--- start of INPUT DATA ---
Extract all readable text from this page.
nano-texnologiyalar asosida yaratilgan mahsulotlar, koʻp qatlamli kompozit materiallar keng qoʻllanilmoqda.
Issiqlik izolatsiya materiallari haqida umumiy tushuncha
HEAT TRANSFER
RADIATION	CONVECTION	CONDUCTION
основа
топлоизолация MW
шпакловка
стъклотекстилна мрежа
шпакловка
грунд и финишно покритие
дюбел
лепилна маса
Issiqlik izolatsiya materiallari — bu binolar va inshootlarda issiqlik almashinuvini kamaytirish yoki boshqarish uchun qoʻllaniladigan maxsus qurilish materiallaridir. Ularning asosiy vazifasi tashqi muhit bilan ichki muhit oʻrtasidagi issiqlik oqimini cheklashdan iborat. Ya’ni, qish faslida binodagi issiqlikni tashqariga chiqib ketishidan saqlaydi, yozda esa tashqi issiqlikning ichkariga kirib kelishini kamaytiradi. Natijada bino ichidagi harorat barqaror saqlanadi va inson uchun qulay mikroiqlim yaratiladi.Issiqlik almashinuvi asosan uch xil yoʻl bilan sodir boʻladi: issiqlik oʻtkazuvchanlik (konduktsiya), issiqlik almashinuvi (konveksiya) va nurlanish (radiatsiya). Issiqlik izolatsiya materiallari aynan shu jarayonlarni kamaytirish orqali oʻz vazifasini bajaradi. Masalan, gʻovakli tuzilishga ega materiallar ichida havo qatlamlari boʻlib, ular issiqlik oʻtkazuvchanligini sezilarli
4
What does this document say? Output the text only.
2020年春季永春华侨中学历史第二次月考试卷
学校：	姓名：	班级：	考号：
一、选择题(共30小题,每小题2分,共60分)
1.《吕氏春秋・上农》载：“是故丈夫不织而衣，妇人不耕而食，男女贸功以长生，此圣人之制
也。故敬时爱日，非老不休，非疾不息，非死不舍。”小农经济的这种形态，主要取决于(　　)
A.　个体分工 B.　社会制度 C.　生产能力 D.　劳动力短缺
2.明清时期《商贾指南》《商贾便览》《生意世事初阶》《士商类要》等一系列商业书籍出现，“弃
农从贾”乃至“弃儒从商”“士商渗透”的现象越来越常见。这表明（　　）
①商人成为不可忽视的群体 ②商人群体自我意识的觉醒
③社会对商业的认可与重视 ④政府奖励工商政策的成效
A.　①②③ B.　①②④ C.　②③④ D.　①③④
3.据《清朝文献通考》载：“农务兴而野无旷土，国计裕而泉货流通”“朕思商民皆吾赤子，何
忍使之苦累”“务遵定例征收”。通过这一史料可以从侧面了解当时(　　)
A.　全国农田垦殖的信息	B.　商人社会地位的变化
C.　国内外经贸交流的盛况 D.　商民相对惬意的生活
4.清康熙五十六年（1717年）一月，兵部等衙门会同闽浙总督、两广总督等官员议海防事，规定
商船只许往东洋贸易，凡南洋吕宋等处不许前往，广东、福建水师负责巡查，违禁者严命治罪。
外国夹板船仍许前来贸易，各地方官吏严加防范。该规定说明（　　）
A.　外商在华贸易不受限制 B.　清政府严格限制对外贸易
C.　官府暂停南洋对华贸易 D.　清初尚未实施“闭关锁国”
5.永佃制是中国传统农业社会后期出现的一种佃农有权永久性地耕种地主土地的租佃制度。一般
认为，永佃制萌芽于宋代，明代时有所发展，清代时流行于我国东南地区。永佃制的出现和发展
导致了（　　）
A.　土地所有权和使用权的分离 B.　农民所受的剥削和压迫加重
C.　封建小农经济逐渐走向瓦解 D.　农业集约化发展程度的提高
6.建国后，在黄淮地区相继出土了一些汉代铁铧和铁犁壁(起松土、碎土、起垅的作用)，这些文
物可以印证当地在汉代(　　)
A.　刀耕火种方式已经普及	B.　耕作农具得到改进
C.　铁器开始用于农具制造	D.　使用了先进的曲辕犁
--- end of INPUT DATA ---
Count each line of the entries that holds the word "izolatsiya", then state the total and nothing more.

2